Stated task:
Reproduce each line bearing the word "type".

Dataset rows about figures
+-------+
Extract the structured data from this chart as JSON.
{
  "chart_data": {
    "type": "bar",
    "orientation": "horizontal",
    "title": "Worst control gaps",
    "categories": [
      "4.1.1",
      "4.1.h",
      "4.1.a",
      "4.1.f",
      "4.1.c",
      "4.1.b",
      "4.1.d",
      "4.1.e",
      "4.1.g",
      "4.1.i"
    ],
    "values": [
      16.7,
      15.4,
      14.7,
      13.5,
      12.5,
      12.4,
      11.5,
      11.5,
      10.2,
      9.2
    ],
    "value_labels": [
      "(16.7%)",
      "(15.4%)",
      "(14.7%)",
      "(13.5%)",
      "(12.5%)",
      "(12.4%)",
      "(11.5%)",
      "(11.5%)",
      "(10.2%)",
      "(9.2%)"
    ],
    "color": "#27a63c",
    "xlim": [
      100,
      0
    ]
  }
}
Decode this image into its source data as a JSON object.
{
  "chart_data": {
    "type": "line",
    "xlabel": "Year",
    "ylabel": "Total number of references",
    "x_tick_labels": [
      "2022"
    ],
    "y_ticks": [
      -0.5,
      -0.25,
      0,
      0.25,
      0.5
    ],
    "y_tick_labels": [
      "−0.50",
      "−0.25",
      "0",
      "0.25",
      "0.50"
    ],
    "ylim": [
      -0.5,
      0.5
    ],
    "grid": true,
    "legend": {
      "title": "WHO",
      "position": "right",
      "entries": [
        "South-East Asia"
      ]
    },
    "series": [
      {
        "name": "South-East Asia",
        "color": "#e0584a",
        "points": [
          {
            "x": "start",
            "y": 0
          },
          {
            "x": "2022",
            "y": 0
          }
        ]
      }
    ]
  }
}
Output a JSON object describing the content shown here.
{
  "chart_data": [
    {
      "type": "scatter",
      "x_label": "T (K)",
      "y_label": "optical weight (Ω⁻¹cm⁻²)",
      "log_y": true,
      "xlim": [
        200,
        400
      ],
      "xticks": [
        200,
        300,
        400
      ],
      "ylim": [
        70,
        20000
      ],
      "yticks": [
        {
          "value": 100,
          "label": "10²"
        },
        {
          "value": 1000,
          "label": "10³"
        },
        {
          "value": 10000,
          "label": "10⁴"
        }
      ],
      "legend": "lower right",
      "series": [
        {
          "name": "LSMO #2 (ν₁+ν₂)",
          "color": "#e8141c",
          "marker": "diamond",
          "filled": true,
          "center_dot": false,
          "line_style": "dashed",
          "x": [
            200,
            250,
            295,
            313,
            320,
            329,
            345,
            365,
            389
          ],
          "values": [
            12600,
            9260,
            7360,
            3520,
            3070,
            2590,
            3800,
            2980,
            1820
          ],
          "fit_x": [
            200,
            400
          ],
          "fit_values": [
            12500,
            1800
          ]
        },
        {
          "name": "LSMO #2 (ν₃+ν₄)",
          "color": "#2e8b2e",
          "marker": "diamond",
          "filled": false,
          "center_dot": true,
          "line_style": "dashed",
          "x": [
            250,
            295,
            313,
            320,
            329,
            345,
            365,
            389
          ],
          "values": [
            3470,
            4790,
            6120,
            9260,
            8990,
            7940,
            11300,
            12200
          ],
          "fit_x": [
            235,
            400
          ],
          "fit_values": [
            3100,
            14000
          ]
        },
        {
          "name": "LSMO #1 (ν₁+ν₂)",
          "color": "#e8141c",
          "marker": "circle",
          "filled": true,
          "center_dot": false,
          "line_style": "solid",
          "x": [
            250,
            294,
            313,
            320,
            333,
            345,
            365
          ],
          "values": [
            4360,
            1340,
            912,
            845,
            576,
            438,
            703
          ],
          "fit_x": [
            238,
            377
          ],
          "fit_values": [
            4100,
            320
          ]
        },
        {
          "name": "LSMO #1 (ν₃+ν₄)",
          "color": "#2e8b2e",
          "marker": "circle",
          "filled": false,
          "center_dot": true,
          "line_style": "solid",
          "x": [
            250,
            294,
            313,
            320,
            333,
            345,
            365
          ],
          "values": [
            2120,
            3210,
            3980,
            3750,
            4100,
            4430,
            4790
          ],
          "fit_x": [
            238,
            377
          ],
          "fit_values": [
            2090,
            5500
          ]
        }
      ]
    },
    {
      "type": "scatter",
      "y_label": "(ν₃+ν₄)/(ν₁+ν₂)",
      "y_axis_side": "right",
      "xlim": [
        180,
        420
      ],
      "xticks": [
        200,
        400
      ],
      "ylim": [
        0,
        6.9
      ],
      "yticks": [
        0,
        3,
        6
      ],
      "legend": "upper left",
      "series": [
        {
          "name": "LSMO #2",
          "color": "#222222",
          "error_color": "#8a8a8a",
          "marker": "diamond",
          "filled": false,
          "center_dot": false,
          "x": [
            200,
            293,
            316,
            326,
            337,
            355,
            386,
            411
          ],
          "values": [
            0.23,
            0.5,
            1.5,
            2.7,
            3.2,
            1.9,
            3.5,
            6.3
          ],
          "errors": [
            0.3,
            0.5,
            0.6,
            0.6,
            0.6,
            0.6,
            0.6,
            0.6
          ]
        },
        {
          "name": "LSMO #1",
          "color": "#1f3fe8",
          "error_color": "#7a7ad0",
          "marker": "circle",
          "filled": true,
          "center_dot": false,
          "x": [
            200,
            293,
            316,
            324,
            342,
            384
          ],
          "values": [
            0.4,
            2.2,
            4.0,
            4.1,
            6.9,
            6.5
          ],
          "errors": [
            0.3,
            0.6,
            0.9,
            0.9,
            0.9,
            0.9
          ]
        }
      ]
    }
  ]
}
+-------+
Completed task:
    "type": "bar",
    "type": "line",
      "type": "scatter",
      "type": "scatter",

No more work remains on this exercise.